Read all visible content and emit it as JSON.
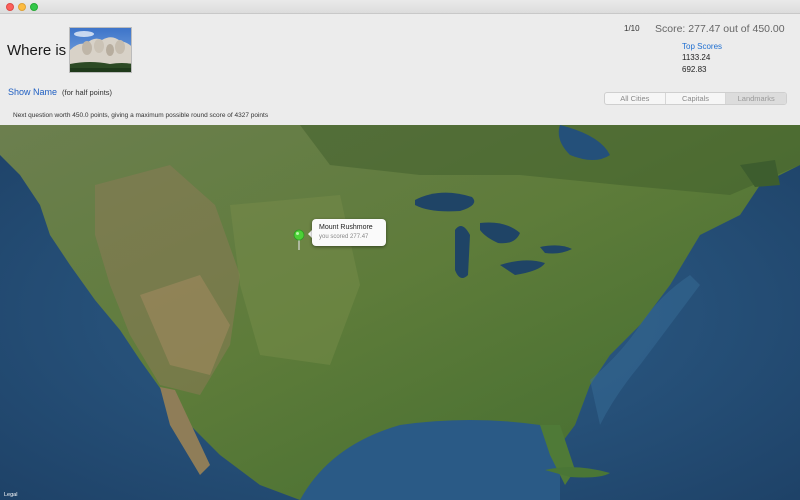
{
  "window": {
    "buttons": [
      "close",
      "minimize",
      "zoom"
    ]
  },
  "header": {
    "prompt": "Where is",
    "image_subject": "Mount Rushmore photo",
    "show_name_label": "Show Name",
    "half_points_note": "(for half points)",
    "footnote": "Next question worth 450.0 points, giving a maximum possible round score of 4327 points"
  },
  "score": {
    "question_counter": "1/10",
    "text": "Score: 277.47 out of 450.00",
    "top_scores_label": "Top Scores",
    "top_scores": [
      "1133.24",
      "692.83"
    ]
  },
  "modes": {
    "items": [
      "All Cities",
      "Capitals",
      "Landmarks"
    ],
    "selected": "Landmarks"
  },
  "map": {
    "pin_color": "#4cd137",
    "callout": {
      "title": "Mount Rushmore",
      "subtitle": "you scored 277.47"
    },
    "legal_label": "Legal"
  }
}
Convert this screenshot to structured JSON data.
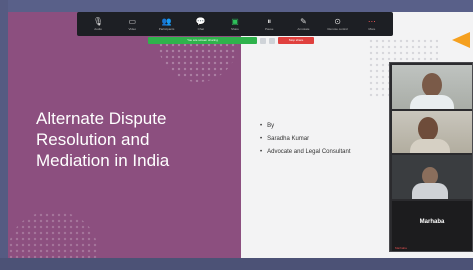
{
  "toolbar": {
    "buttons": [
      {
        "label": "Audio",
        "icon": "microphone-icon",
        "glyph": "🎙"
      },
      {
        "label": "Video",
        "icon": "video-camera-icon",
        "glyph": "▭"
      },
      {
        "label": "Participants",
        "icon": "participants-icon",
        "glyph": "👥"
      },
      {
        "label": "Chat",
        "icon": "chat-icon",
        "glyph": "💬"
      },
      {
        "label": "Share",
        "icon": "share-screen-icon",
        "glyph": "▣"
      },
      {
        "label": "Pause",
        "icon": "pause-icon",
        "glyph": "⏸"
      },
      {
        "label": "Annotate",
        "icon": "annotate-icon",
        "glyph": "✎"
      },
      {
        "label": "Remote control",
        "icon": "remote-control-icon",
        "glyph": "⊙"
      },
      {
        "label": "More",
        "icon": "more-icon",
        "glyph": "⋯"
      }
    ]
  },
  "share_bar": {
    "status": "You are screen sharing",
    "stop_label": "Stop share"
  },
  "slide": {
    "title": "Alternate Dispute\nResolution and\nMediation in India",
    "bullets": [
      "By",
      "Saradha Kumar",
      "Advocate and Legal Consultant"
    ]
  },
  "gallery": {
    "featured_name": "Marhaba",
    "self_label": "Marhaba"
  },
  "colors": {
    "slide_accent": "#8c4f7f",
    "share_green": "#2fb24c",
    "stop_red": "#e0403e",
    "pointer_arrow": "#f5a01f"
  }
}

- - -

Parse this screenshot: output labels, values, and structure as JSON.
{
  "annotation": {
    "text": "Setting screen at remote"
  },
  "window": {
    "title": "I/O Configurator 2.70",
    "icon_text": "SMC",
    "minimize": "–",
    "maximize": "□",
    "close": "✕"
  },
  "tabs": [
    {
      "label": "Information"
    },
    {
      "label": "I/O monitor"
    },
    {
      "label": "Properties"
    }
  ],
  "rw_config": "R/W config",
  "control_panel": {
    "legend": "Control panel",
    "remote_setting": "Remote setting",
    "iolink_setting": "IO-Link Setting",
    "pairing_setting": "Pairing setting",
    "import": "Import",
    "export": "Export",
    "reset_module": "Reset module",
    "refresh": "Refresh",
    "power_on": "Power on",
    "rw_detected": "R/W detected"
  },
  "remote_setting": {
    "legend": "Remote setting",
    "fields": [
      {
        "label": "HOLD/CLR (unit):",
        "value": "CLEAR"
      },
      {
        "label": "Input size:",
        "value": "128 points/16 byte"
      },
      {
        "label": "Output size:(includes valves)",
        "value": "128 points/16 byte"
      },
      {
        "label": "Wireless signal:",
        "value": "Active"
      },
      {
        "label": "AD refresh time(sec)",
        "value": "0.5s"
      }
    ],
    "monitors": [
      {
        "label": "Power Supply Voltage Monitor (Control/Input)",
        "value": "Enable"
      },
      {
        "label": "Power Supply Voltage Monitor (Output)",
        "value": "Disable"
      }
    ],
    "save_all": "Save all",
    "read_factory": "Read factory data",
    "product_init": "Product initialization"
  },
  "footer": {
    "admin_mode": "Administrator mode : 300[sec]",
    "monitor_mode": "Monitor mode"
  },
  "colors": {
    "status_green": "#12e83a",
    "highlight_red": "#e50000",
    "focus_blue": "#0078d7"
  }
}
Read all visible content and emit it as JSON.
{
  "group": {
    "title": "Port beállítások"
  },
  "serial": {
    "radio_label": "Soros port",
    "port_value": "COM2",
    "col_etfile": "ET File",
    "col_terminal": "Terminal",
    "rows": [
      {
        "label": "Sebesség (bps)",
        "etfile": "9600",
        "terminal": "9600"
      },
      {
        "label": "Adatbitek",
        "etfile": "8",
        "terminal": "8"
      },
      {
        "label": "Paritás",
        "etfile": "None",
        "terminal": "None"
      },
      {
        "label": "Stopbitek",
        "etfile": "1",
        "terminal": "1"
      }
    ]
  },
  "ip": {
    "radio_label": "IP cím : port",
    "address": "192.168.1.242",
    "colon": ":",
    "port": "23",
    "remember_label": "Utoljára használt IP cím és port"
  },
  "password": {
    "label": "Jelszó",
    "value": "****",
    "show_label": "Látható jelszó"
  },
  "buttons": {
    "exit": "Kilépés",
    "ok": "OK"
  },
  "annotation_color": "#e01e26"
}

- - -

Filter out every line that lacks the word "legend", and copy the rest.

#### RESPONSE BELOW:
    "legend": "Control panel",
    "legend": "Remote setting",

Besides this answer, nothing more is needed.